**Requirement**
Will you print the material below without altering a single character?

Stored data
········
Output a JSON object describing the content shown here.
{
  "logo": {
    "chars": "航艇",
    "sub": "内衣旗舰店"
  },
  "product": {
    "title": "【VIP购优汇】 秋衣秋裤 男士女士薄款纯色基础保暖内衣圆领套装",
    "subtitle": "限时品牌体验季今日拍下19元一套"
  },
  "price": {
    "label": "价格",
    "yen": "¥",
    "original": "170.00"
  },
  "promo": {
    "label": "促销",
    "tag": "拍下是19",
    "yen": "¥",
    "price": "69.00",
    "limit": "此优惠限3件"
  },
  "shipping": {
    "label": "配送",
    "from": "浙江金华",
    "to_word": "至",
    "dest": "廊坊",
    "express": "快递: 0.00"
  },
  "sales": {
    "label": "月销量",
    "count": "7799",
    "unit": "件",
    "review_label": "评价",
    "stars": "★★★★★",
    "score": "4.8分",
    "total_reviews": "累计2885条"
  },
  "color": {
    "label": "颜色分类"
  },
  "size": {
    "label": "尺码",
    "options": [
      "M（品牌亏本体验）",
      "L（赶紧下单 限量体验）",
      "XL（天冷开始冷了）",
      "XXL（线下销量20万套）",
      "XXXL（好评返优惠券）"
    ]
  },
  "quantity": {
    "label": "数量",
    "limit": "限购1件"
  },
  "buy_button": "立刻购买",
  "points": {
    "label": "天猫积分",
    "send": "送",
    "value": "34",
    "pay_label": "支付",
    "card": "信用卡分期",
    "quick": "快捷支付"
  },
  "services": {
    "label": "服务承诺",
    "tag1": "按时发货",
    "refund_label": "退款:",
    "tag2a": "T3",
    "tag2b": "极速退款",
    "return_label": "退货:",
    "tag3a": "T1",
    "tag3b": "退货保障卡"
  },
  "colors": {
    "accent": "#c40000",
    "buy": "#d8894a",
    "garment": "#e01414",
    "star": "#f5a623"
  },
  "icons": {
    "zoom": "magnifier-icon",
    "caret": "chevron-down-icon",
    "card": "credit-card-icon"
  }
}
········
**Full answer**
Output a JSON object describing the content shown here.
{
  "logo": {
    "chars": "航艇",
    "sub": "内衣旗舰店"
  },
  "product": {
    "title": "【VIP购优汇】 秋衣秋裤 男士女士薄款纯色基础保暖内衣圆领套装",
    "subtitle": "限时品牌体验季今日拍下19元一套"
  },
  "price": {
    "label": "价格",
    "yen": "¥",
    "original": "170.00"
  },
  "promo": {
    "label": "促销",
    "tag": "拍下是19",
    "yen": "¥",
    "price": "69.00",
    "limit": "此优惠限3件"
  },
  "shipping": {
    "label": "配送",
    "from": "浙江金华",
    "to_word": "至",
    "dest": "廊坊",
    "express": "快递: 0.00"
  },
  "sales": {
    "label": "月销量",
    "count": "7799",
    "unit": "件",
    "review_label": "评价",
    "stars": "★★★★★",
    "score": "4.8分",
    "total_reviews": "累计2885条"
  },
  "color": {
    "label": "颜色分类"
  },
  "size": {
    "label": "尺码",
    "options": [
      "M（品牌亏本体验）",
      "L（赶紧下单 限量体验）",
      "XL（天冷开始冷了）",
      "XXL（线下销量20万套）",
      "XXXL（好评返优惠券）"
    ]
  },
  "quantity": {
    "label": "数量",
    "limit": "限购1件"
  },
  "buy_button": "立刻购买",
  "points": {
    "label": "天猫积分",
    "send": "送",
    "value": "34",
    "pay_label": "支付",
    "card": "信用卡分期",
    "quick": "快捷支付"
  },
  "services": {
    "label": "服务承诺",
    "tag1": "按时发货",
    "refund_label": "退款:",
    "tag2a": "T3",
    "tag2b": "极速退款",
    "return_label": "退货:",
    "tag3a": "T1",
    "tag3b": "退货保障卡"
  },
  "colors": {
    "accent": "#c40000",
    "buy": "#d8894a",
    "garment": "#e01414",
    "star": "#f5a623"
  },
  "icons": {
    "zoom": "magnifier-icon",
    "caret": "chevron-down-icon",
    "card": "credit-card-icon"
  }
}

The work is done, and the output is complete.